▸ Prompt:
Exactly the lines from the line that has "Enumerate this screenshot's" through the final line below are to be retyped, and the pictures are not.

▸ Input rows:
• • • • • • •

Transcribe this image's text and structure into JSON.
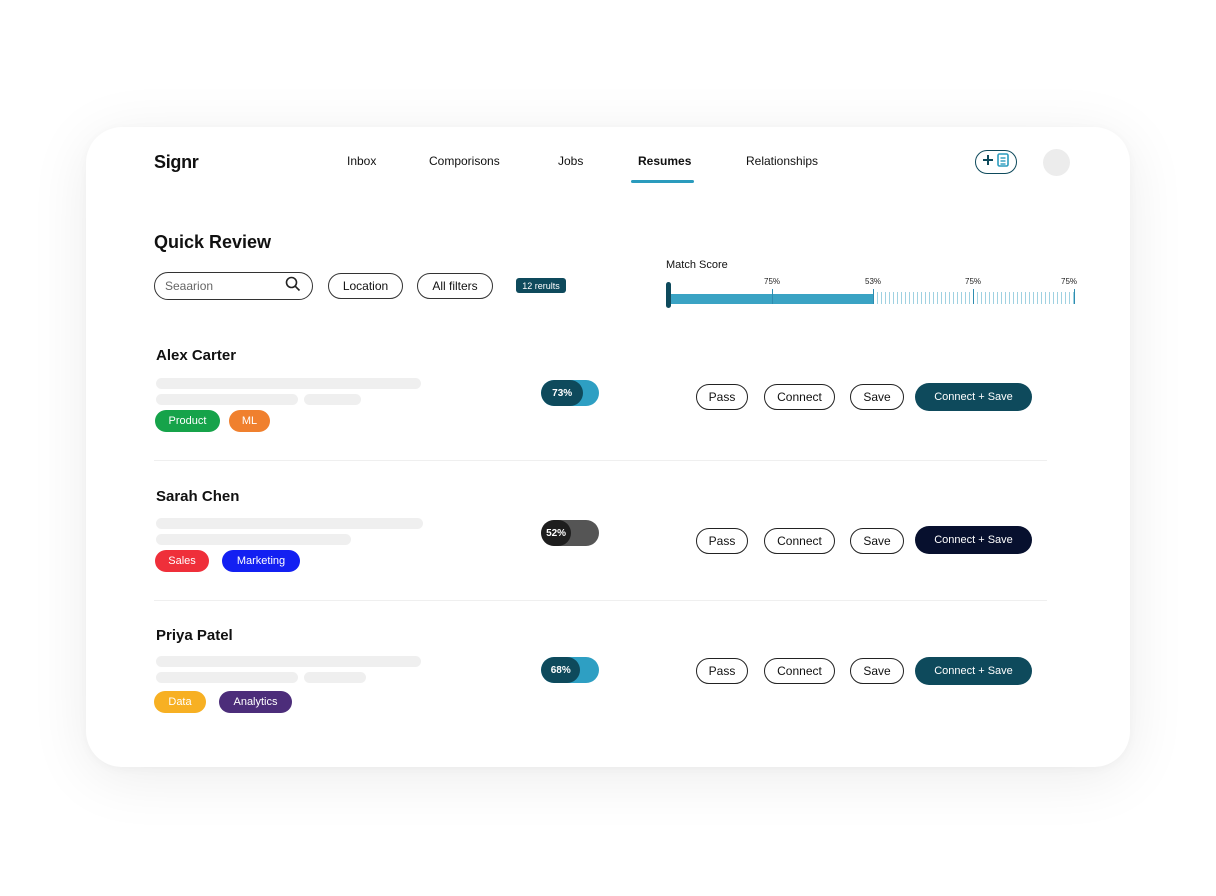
{
  "app": {
    "logo": "Signr"
  },
  "nav": {
    "items": [
      {
        "label": "Inbox"
      },
      {
        "label": "Comporisons"
      },
      {
        "label": "Jobs"
      },
      {
        "label": "Resumes",
        "active": true
      },
      {
        "label": "Relationships"
      }
    ]
  },
  "header": {
    "add_icon": "plus-document-icon",
    "avatar": "avatar"
  },
  "page": {
    "title": "Quick Review"
  },
  "filters": {
    "search_placeholder": "Seaarion",
    "location_label": "Location",
    "all_filters_label": "All filters",
    "results_badge": "12 rerults"
  },
  "match_score": {
    "label": "Match Score",
    "ticks": [
      "75%",
      "53%",
      "75%",
      "75%"
    ],
    "accent": "#3aa3c4"
  },
  "actions": {
    "pass": "Pass",
    "connect": "Connect",
    "save": "Save",
    "connect_save": "Connect + Save"
  },
  "candidates": [
    {
      "name": "Alex Carter",
      "score": "73%",
      "score_value": 0.73,
      "tags": [
        {
          "label": "Product",
          "color": "#16a34a"
        },
        {
          "label": "ML",
          "color": "#f0802e"
        }
      ]
    },
    {
      "name": "Sarah Chen",
      "score": "52%",
      "score_value": 0.52,
      "tags": [
        {
          "label": "Sales",
          "color": "#ef2f3a"
        },
        {
          "label": "Marketing",
          "color": "#1320f2"
        }
      ]
    },
    {
      "name": "Priya Patel",
      "score": "68%",
      "score_value": 0.68,
      "tags": [
        {
          "label": "Data",
          "color": "#f7b023"
        },
        {
          "label": "Analytics",
          "color": "#4c2d7a"
        }
      ]
    }
  ]
}
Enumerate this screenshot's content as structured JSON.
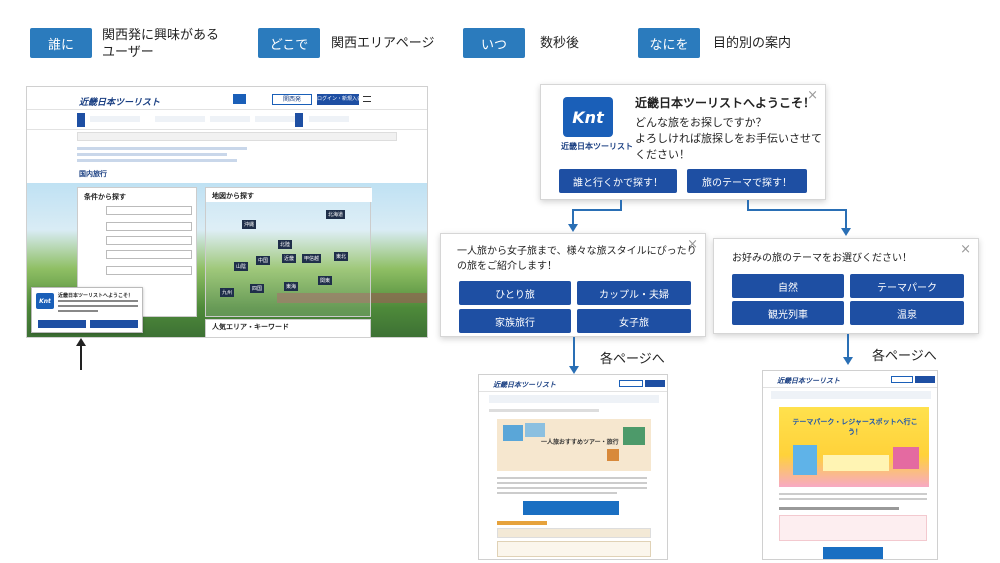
{
  "header_tags": [
    {
      "tag": "誰に",
      "text_line1": "関西発に興味がある",
      "text_line2": "ユーザー"
    },
    {
      "tag": "どこで",
      "text_line1": "関西エリアページ",
      "text_line2": ""
    },
    {
      "tag": "いつ",
      "text_line1": "数秒後",
      "text_line2": ""
    },
    {
      "tag": "なにを",
      "text_line1": "目的別の案内",
      "text_line2": ""
    }
  ],
  "site": {
    "brand": "近畿日本ツーリスト",
    "section_title": "国内旅行",
    "search_label": "条件から探す",
    "map_label": "地図から探す",
    "keyword_label": "人気エリア・キーワード",
    "login": "ログイン・新規入会",
    "region": "関西発",
    "map_regions": [
      "北海道",
      "東北",
      "関東",
      "甲信越",
      "北陸",
      "東海",
      "近畿",
      "中国",
      "四国",
      "九州",
      "沖縄",
      "山陰"
    ]
  },
  "welcome_popup": {
    "logo_text": "Knt",
    "logo_sub": "近畿日本ツーリスト",
    "title": "近畿日本ツーリストへようこそ！",
    "body_line1": "どんな旅をお探しですか？",
    "body_line2": "よろしければ旅探しをお手伝いさせて",
    "body_line3": "ください！",
    "btn_who": "誰と行くかで探す！",
    "btn_theme": "旅のテーマで探す！",
    "close": "×"
  },
  "who_popup": {
    "text_line1": "一人旅から女子旅まで、様々な旅スタイルにぴったり",
    "text_line2": "の旅をご紹介します！",
    "options": [
      "ひとり旅",
      "カップル・夫婦",
      "家族旅行",
      "女子旅"
    ],
    "close": "×"
  },
  "theme_popup": {
    "text_line1": "お好みの旅のテーマをお選びください！",
    "options": [
      "自然",
      "テーマパーク",
      "観光列車",
      "温泉"
    ],
    "close": "×"
  },
  "captions": {
    "left": "各ページへ",
    "right": "各ページへ"
  },
  "result_pages": {
    "left_banner": "一人旅おすすめツアー・旅行",
    "right_banner": "テーマパーク・レジャースポットへ行こう！"
  },
  "colors": {
    "tag_bg": "#2b7bbd",
    "button_bg": "#1e4fa3",
    "arrow": "#2a6fb5"
  }
}
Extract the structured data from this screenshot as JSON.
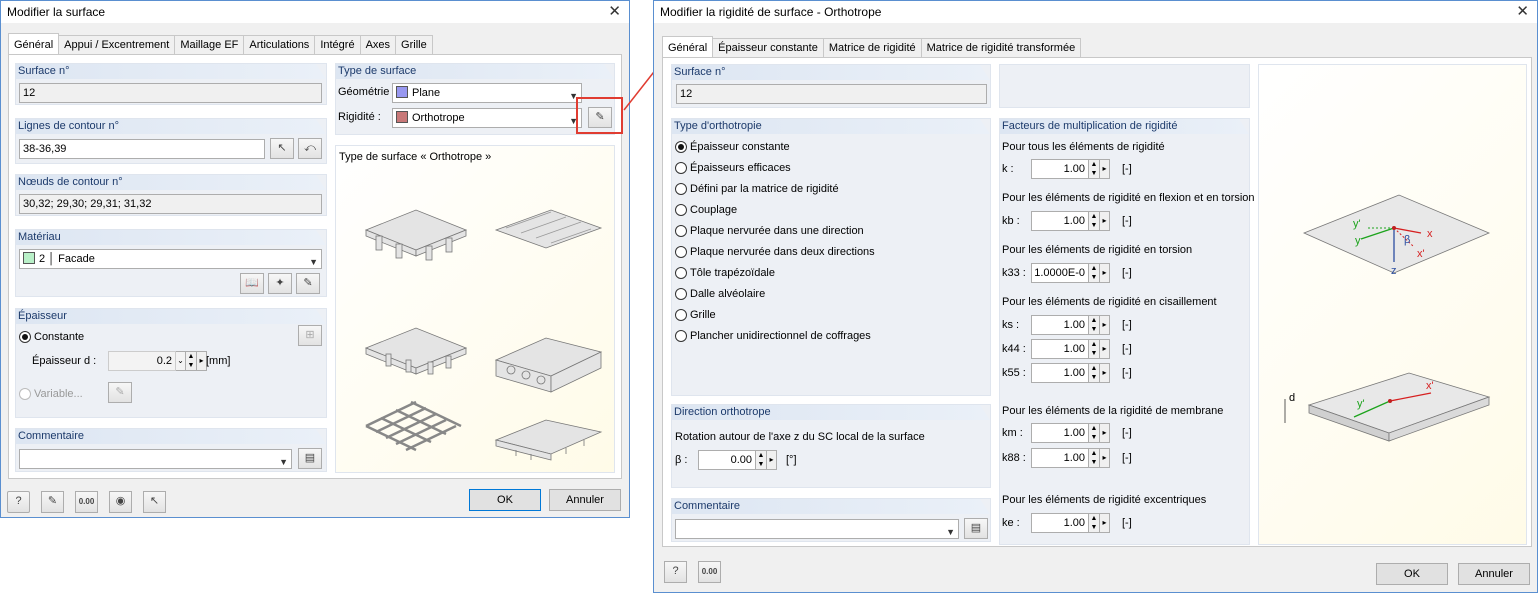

• • • • • • •

▸ Worked solution:
Enumerate this screenshot's content as structured JSON.
{
  "header_tags": [
    {
      "tag": "誰に",
      "text_line1": "関西発に興味がある",
      "text_line2": "ユーザー"
    },
    {
      "tag": "どこで",
      "text_line1": "関西エリアページ",
      "text_line2": ""
    },
    {
      "tag": "いつ",
      "text_line1": "数秒後",
      "text_line2": ""
    },
    {
      "tag": "なにを",
      "text_line1": "目的別の案内",
      "text_line2": ""
    }
  ],
  "site": {
    "brand": "近畿日本ツーリスト",
    "section_title": "国内旅行",
    "search_label": "条件から探す",
    "map_label": "地図から探す",
    "keyword_label": "人気エリア・キーワード",
    "login": "ログイン・新規入会",
    "region": "関西発",
    "map_regions": [
      "北海道",
      "東北",
      "関東",
      "甲信越",
      "北陸",
      "東海",
      "近畿",
      "中国",
      "四国",
      "九州",
      "沖縄",
      "山陰"
    ]
  },
  "welcome_popup": {
    "logo_text": "Knt",
    "logo_sub": "近畿日本ツーリスト",
    "title": "近畿日本ツーリストへようこそ！",
    "body_line1": "どんな旅をお探しですか？",
    "body_line2": "よろしければ旅探しをお手伝いさせて",
    "body_line3": "ください！",
    "btn_who": "誰と行くかで探す！",
    "btn_theme": "旅のテーマで探す！",
    "close": "×"
  },
  "who_popup": {
    "text_line1": "一人旅から女子旅まで、様々な旅スタイルにぴったり",
    "text_line2": "の旅をご紹介します！",
    "options": [
      "ひとり旅",
      "カップル・夫婦",
      "家族旅行",
      "女子旅"
    ],
    "close": "×"
  },
  "theme_popup": {
    "text_line1": "お好みの旅のテーマをお選びください！",
    "options": [
      "自然",
      "テーマパーク",
      "観光列車",
      "温泉"
    ],
    "close": "×"
  },
  "captions": {
    "left": "各ページへ",
    "right": "各ページへ"
  },
  "result_pages": {
    "left_banner": "一人旅おすすめツアー・旅行",
    "right_banner": "テーマパーク・レジャースポットへ行こう！"
  },
  "colors": {
    "tag_bg": "#2b7bbd",
    "button_bg": "#1e4fa3",
    "arrow": "#2a6fb5"
  }
}
Extract the structured data from this screenshot as JSON.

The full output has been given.